- Records for the task
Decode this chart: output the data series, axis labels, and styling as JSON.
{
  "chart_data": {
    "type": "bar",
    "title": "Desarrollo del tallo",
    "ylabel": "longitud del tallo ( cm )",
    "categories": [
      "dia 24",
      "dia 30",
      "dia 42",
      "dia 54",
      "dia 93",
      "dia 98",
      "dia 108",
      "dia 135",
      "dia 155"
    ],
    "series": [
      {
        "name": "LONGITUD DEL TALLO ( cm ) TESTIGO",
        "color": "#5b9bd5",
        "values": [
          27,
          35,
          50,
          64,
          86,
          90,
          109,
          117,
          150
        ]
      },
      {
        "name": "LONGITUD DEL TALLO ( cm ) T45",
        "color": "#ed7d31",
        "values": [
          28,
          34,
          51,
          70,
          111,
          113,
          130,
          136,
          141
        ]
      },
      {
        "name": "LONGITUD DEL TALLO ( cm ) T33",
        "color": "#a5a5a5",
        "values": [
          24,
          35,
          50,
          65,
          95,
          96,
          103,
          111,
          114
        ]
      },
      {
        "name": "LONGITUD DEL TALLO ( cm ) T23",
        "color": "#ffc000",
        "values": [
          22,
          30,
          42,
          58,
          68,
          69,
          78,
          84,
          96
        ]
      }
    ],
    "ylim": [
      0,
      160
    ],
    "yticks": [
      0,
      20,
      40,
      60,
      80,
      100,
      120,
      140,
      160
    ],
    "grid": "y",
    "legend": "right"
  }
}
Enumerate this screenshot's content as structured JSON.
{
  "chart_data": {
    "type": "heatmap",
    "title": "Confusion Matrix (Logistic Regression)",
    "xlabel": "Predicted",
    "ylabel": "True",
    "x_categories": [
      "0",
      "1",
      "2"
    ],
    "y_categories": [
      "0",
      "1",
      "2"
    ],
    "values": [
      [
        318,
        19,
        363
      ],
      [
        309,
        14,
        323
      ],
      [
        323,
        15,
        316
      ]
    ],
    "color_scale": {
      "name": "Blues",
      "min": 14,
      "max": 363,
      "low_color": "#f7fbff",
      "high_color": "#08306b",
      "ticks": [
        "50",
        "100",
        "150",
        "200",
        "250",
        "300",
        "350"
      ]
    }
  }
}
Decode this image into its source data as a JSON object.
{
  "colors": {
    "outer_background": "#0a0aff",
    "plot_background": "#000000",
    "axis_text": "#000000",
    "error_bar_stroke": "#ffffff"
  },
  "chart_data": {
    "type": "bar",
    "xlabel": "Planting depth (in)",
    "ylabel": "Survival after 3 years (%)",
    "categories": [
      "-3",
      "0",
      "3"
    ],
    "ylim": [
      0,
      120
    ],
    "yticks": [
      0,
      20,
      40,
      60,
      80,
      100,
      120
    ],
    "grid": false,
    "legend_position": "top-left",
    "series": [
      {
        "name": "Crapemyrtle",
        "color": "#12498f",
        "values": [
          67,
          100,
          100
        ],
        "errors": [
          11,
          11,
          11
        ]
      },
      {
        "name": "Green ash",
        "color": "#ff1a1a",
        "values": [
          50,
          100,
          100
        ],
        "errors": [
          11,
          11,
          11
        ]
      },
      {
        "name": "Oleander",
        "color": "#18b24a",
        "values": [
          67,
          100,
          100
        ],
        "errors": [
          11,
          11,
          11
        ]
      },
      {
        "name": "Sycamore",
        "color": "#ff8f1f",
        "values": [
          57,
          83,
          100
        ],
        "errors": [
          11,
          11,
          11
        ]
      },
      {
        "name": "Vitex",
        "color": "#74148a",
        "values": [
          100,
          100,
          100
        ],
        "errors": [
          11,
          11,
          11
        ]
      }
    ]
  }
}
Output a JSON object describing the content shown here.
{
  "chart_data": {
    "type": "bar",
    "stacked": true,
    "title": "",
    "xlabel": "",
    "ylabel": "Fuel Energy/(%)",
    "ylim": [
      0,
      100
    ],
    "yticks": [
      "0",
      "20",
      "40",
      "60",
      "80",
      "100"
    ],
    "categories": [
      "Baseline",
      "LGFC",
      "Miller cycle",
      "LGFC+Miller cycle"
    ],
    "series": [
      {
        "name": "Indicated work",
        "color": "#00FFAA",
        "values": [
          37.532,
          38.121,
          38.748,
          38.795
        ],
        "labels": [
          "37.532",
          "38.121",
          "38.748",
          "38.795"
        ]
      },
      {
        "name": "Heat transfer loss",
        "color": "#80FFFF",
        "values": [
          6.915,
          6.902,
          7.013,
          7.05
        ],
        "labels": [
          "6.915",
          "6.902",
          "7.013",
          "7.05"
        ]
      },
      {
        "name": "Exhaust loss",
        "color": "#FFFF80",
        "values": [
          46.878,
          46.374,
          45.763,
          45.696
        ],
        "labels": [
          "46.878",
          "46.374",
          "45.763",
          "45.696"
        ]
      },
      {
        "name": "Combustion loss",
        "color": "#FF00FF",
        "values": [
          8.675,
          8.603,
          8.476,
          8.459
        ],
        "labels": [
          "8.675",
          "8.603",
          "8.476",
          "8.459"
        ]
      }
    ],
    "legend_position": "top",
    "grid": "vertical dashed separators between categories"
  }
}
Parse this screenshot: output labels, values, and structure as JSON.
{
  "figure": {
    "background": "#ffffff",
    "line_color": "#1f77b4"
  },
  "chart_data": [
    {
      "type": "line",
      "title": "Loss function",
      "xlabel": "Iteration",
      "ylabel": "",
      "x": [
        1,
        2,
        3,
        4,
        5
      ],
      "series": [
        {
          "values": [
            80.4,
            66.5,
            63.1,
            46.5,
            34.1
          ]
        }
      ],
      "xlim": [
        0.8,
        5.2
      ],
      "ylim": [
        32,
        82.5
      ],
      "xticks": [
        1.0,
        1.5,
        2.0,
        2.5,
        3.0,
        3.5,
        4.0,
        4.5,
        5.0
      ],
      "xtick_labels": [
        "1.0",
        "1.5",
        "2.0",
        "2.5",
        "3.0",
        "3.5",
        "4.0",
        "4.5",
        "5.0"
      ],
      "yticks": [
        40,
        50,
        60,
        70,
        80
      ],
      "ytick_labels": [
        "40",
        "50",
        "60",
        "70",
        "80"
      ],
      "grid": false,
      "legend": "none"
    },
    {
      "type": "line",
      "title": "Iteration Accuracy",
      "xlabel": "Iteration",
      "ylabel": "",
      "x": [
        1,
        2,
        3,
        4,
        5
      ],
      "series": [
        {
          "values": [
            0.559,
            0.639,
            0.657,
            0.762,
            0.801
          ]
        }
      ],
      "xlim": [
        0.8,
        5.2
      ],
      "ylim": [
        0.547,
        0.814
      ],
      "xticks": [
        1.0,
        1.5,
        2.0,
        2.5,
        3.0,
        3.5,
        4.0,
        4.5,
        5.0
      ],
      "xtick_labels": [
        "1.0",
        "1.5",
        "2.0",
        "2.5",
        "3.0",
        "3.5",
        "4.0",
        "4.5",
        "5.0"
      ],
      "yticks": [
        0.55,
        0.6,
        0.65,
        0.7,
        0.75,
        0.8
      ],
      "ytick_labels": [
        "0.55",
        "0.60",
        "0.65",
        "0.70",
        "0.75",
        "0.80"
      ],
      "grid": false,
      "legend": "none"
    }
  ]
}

- Work to complete
Copy all the records above precisely.

- Finished answer
Decode this chart: output the data series, axis labels, and styling as JSON.
{
  "chart_data": {
    "type": "bar",
    "title": "Desarrollo del tallo",
    "ylabel": "longitud del tallo ( cm )",
    "categories": [
      "dia 24",
      "dia 30",
      "dia 42",
      "dia 54",
      "dia 93",
      "dia 98",
      "dia 108",
      "dia 135",
      "dia 155"
    ],
    "series": [
      {
        "name": "LONGITUD DEL TALLO ( cm ) TESTIGO",
        "color": "#5b9bd5",
        "values": [
          27,
          35,
          50,
          64,
          86,
          90,
          109,
          117,
          150
        ]
      },
      {
        "name": "LONGITUD DEL TALLO ( cm ) T45",
        "color": "#ed7d31",
        "values": [
          28,
          34,
          51,
          70,
          111,
          113,
          130,
          136,
          141
        ]
      },
      {
        "name": "LONGITUD DEL TALLO ( cm ) T33",
        "color": "#a5a5a5",
        "values": [
          24,
          35,
          50,
          65,
          95,
          96,
          103,
          111,
          114
        ]
      },
      {
        "name": "LONGITUD DEL TALLO ( cm ) T23",
        "color": "#ffc000",
        "values": [
          22,
          30,
          42,
          58,
          68,
          69,
          78,
          84,
          96
        ]
      }
    ],
    "ylim": [
      0,
      160
    ],
    "yticks": [
      0,
      20,
      40,
      60,
      80,
      100,
      120,
      140,
      160
    ],
    "grid": "y",
    "legend": "right"
  }
}
Enumerate this screenshot's content as structured JSON.
{
  "chart_data": {
    "type": "heatmap",
    "title": "Confusion Matrix (Logistic Regression)",
    "xlabel": "Predicted",
    "ylabel": "True",
    "x_categories": [
      "0",
      "1",
      "2"
    ],
    "y_categories": [
      "0",
      "1",
      "2"
    ],
    "values": [
      [
        318,
        19,
        363
      ],
      [
        309,
        14,
        323
      ],
      [
        323,
        15,
        316
      ]
    ],
    "color_scale": {
      "name": "Blues",
      "min": 14,
      "max": 363,
      "low_color": "#f7fbff",
      "high_color": "#08306b",
      "ticks": [
        "50",
        "100",
        "150",
        "200",
        "250",
        "300",
        "350"
      ]
    }
  }
}
Decode this image into its source data as a JSON object.
{
  "colors": {
    "outer_background": "#0a0aff",
    "plot_background": "#000000",
    "axis_text": "#000000",
    "error_bar_stroke": "#ffffff"
  },
  "chart_data": {
    "type": "bar",
    "xlabel": "Planting depth (in)",
    "ylabel": "Survival after 3 years (%)",
    "categories": [
      "-3",
      "0",
      "3"
    ],
    "ylim": [
      0,
      120
    ],
    "yticks": [
      0,
      20,
      40,
      60,
      80,
      100,
      120
    ],
    "grid": false,
    "legend_position": "top-left",
    "series": [
      {
        "name": "Crapemyrtle",
        "color": "#12498f",
        "values": [
          67,
          100,
          100
        ],
        "errors": [
          11,
          11,
          11
        ]
      },
      {
        "name": "Green ash",
        "color": "#ff1a1a",
        "values": [
          50,
          100,
          100
        ],
        "errors": [
          11,
          11,
          11
        ]
      },
      {
        "name": "Oleander",
        "color": "#18b24a",
        "values": [
          67,
          100,
          100
        ],
        "errors": [
          11,
          11,
          11
        ]
      },
      {
        "name": "Sycamore",
        "color": "#ff8f1f",
        "values": [
          57,
          83,
          100
        ],
        "errors": [
          11,
          11,
          11
        ]
      },
      {
        "name": "Vitex",
        "color": "#74148a",
        "values": [
          100,
          100,
          100
        ],
        "errors": [
          11,
          11,
          11
        ]
      }
    ]
  }
}
Output a JSON object describing the content shown here.
{
  "chart_data": {
    "type": "bar",
    "stacked": true,
    "title": "",
    "xlabel": "",
    "ylabel": "Fuel Energy/(%)",
    "ylim": [
      0,
      100
    ],
    "yticks": [
      "0",
      "20",
      "40",
      "60",
      "80",
      "100"
    ],
    "categories": [
      "Baseline",
      "LGFC",
      "Miller cycle",
      "LGFC+Miller cycle"
    ],
    "series": [
      {
        "name": "Indicated work",
        "color": "#00FFAA",
        "values": [
          37.532,
          38.121,
          38.748,
          38.795
        ],
        "labels": [
          "37.532",
          "38.121",
          "38.748",
          "38.795"
        ]
      },
      {
        "name": "Heat transfer loss",
        "color": "#80FFFF",
        "values": [
          6.915,
          6.902,
          7.013,
          7.05
        ],
        "labels": [
          "6.915",
          "6.902",
          "7.013",
          "7.05"
        ]
      },
      {
        "name": "Exhaust loss",
        "color": "#FFFF80",
        "values": [
          46.878,
          46.374,
          45.763,
          45.696
        ],
        "labels": [
          "46.878",
          "46.374",
          "45.763",
          "45.696"
        ]
      },
      {
        "name": "Combustion loss",
        "color": "#FF00FF",
        "values": [
          8.675,
          8.603,
          8.476,
          8.459
        ],
        "labels": [
          "8.675",
          "8.603",
          "8.476",
          "8.459"
        ]
      }
    ],
    "legend_position": "top",
    "grid": "vertical dashed separators between categories"
  }
}
Parse this screenshot: output labels, values, and structure as JSON.
{
  "figure": {
    "background": "#ffffff",
    "line_color": "#1f77b4"
  },
  "chart_data": [
    {
      "type": "line",
      "title": "Loss function",
      "xlabel": "Iteration",
      "ylabel": "",
      "x": [
        1,
        2,
        3,
        4,
        5
      ],
      "series": [
        {
          "values": [
            80.4,
            66.5,
            63.1,
            46.5,
            34.1
          ]
        }
      ],
      "xlim": [
        0.8,
        5.2
      ],
      "ylim": [
        32,
        82.5
      ],
      "xticks": [
        1.0,
        1.5,
        2.0,
        2.5,
        3.0,
        3.5,
        4.0,
        4.5,
        5.0
      ],
      "xtick_labels": [
        "1.0",
        "1.5",
        "2.0",
        "2.5",
        "3.0",
        "3.5",
        "4.0",
        "4.5",
        "5.0"
      ],
      "yticks": [
        40,
        50,
        60,
        70,
        80
      ],
      "ytick_labels": [
        "40",
        "50",
        "60",
        "70",
        "80"
      ],
      "grid": false,
      "legend": "none"
    },
    {
      "type": "line",
      "title": "Iteration Accuracy",
      "xlabel": "Iteration",
      "ylabel": "",
      "x": [
        1,
        2,
        3,
        4,
        5
      ],
      "series": [
        {
          "values": [
            0.559,
            0.639,
            0.657,
            0.762,
            0.801
          ]
        }
      ],
      "xlim": [
        0.8,
        5.2
      ],
      "ylim": [
        0.547,
        0.814
      ],
      "xticks": [
        1.0,
        1.5,
        2.0,
        2.5,
        3.0,
        3.5,
        4.0,
        4.5,
        5.0
      ],
      "xtick_labels": [
        "1.0",
        "1.5",
        "2.0",
        "2.5",
        "3.0",
        "3.5",
        "4.0",
        "4.5",
        "5.0"
      ],
      "yticks": [
        0.55,
        0.6,
        0.65,
        0.7,
        0.75,
        0.8
      ],
      "ytick_labels": [
        "0.55",
        "0.60",
        "0.65",
        "0.70",
        "0.75",
        "0.80"
      ],
      "grid": false,
      "legend": "none"
    }
  ]
}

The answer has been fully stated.